Work to do →
Copy the data word for word, keeping every line.

Raw data →
☆ ☆ ☆

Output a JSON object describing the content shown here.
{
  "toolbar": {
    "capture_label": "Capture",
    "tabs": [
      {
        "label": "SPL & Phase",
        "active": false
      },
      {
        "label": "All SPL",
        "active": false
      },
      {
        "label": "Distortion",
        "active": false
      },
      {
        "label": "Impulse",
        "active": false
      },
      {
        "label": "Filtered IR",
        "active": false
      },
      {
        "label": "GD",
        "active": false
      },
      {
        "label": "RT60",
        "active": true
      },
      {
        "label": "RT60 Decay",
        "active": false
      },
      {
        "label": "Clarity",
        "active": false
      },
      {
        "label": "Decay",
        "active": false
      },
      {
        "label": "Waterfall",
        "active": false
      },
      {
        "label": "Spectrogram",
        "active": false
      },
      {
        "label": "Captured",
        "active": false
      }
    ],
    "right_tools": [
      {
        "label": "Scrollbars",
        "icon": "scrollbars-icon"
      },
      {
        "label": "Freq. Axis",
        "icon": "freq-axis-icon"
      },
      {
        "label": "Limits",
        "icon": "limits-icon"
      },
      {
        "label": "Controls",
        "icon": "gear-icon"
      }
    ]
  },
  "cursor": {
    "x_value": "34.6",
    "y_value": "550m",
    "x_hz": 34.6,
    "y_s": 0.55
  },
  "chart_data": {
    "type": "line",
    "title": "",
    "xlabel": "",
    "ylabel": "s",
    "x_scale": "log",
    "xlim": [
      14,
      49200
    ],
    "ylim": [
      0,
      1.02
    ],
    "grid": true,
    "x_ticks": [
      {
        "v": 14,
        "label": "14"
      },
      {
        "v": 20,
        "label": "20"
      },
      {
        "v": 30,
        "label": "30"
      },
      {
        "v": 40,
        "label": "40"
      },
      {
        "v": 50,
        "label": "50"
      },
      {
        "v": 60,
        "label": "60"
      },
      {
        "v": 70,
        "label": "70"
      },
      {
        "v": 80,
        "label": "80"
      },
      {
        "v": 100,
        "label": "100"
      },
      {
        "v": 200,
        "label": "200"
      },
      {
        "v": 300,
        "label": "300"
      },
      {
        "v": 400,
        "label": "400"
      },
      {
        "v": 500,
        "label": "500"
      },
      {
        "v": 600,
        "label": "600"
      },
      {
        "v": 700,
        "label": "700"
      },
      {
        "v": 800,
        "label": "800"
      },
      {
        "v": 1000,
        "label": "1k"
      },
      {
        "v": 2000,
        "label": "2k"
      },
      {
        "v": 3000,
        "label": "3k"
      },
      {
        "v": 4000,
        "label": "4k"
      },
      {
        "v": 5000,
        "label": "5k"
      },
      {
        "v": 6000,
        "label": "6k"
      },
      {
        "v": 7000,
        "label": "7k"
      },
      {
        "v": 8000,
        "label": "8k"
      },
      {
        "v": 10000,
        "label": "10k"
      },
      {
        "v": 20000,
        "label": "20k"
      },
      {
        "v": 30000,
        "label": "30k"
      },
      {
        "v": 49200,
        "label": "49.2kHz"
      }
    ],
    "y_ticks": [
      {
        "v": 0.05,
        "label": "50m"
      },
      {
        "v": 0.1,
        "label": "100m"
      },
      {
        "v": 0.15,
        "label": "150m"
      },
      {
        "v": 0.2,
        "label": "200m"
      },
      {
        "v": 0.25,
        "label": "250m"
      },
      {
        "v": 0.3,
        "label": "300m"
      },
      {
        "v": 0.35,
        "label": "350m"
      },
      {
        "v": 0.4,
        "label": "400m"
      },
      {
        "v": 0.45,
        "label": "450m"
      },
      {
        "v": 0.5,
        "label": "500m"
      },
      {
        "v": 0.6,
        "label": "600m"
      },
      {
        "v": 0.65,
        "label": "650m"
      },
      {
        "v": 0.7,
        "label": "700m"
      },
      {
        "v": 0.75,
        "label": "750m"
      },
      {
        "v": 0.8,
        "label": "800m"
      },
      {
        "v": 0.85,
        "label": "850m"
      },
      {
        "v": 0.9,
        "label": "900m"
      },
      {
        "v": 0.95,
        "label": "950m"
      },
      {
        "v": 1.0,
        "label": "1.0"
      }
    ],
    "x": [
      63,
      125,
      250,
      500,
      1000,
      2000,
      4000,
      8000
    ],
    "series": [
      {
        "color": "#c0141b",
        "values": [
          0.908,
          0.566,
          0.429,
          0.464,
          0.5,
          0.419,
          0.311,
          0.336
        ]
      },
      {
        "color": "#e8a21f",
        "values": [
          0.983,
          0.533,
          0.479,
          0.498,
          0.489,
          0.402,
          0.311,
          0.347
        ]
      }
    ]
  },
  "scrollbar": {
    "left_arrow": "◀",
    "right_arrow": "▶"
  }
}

☆ ☆ ☆

Finished task →
Output a JSON object describing the content shown here.
{
  "toolbar": {
    "capture_label": "Capture",
    "tabs": [
      {
        "label": "SPL & Phase",
        "active": false
      },
      {
        "label": "All SPL",
        "active": false
      },
      {
        "label": "Distortion",
        "active": false
      },
      {
        "label": "Impulse",
        "active": false
      },
      {
        "label": "Filtered IR",
        "active": false
      },
      {
        "label": "GD",
        "active": false
      },
      {
        "label": "RT60",
        "active": true
      },
      {
        "label": "RT60 Decay",
        "active": false
      },
      {
        "label": "Clarity",
        "active": false
      },
      {
        "label": "Decay",
        "active": false
      },
      {
        "label": "Waterfall",
        "active": false
      },
      {
        "label": "Spectrogram",
        "active": false
      },
      {
        "label": "Captured",
        "active": false
      }
    ],
    "right_tools": [
      {
        "label": "Scrollbars",
        "icon": "scrollbars-icon"
      },
      {
        "label": "Freq. Axis",
        "icon": "freq-axis-icon"
      },
      {
        "label": "Limits",
        "icon": "limits-icon"
      },
      {
        "label": "Controls",
        "icon": "gear-icon"
      }
    ]
  },
  "cursor": {
    "x_value": "34.6",
    "y_value": "550m",
    "x_hz": 34.6,
    "y_s": 0.55
  },
  "chart_data": {
    "type": "line",
    "title": "",
    "xlabel": "",
    "ylabel": "s",
    "x_scale": "log",
    "xlim": [
      14,
      49200
    ],
    "ylim": [
      0,
      1.02
    ],
    "grid": true,
    "x_ticks": [
      {
        "v": 14,
        "label": "14"
      },
      {
        "v": 20,
        "label": "20"
      },
      {
        "v": 30,
        "label": "30"
      },
      {
        "v": 40,
        "label": "40"
      },
      {
        "v": 50,
        "label": "50"
      },
      {
        "v": 60,
        "label": "60"
      },
      {
        "v": 70,
        "label": "70"
      },
      {
        "v": 80,
        "label": "80"
      },
      {
        "v": 100,
        "label": "100"
      },
      {
        "v": 200,
        "label": "200"
      },
      {
        "v": 300,
        "label": "300"
      },
      {
        "v": 400,
        "label": "400"
      },
      {
        "v": 500,
        "label": "500"
      },
      {
        "v": 600,
        "label": "600"
      },
      {
        "v": 700,
        "label": "700"
      },
      {
        "v": 800,
        "label": "800"
      },
      {
        "v": 1000,
        "label": "1k"
      },
      {
        "v": 2000,
        "label": "2k"
      },
      {
        "v": 3000,
        "label": "3k"
      },
      {
        "v": 4000,
        "label": "4k"
      },
      {
        "v": 5000,
        "label": "5k"
      },
      {
        "v": 6000,
        "label": "6k"
      },
      {
        "v": 7000,
        "label": "7k"
      },
      {
        "v": 8000,
        "label": "8k"
      },
      {
        "v": 10000,
        "label": "10k"
      },
      {
        "v": 20000,
        "label": "20k"
      },
      {
        "v": 30000,
        "label": "30k"
      },
      {
        "v": 49200,
        "label": "49.2kHz"
      }
    ],
    "y_ticks": [
      {
        "v": 0.05,
        "label": "50m"
      },
      {
        "v": 0.1,
        "label": "100m"
      },
      {
        "v": 0.15,
        "label": "150m"
      },
      {
        "v": 0.2,
        "label": "200m"
      },
      {
        "v": 0.25,
        "label": "250m"
      },
      {
        "v": 0.3,
        "label": "300m"
      },
      {
        "v": 0.35,
        "label": "350m"
      },
      {
        "v": 0.4,
        "label": "400m"
      },
      {
        "v": 0.45,
        "label": "450m"
      },
      {
        "v": 0.5,
        "label": "500m"
      },
      {
        "v": 0.6,
        "label": "600m"
      },
      {
        "v": 0.65,
        "label": "650m"
      },
      {
        "v": 0.7,
        "label": "700m"
      },
      {
        "v": 0.75,
        "label": "750m"
      },
      {
        "v": 0.8,
        "label": "800m"
      },
      {
        "v": 0.85,
        "label": "850m"
      },
      {
        "v": 0.9,
        "label": "900m"
      },
      {
        "v": 0.95,
        "label": "950m"
      },
      {
        "v": 1.0,
        "label": "1.0"
      }
    ],
    "x": [
      63,
      125,
      250,
      500,
      1000,
      2000,
      4000,
      8000
    ],
    "series": [
      {
        "color": "#c0141b",
        "values": [
          0.908,
          0.566,
          0.429,
          0.464,
          0.5,
          0.419,
          0.311,
          0.336
        ]
      },
      {
        "color": "#e8a21f",
        "values": [
          0.983,
          0.533,
          0.479,
          0.498,
          0.489,
          0.402,
          0.311,
          0.347
        ]
      }
    ]
  },
  "scrollbar": {
    "left_arrow": "◀",
    "right_arrow": "▶"
  }
}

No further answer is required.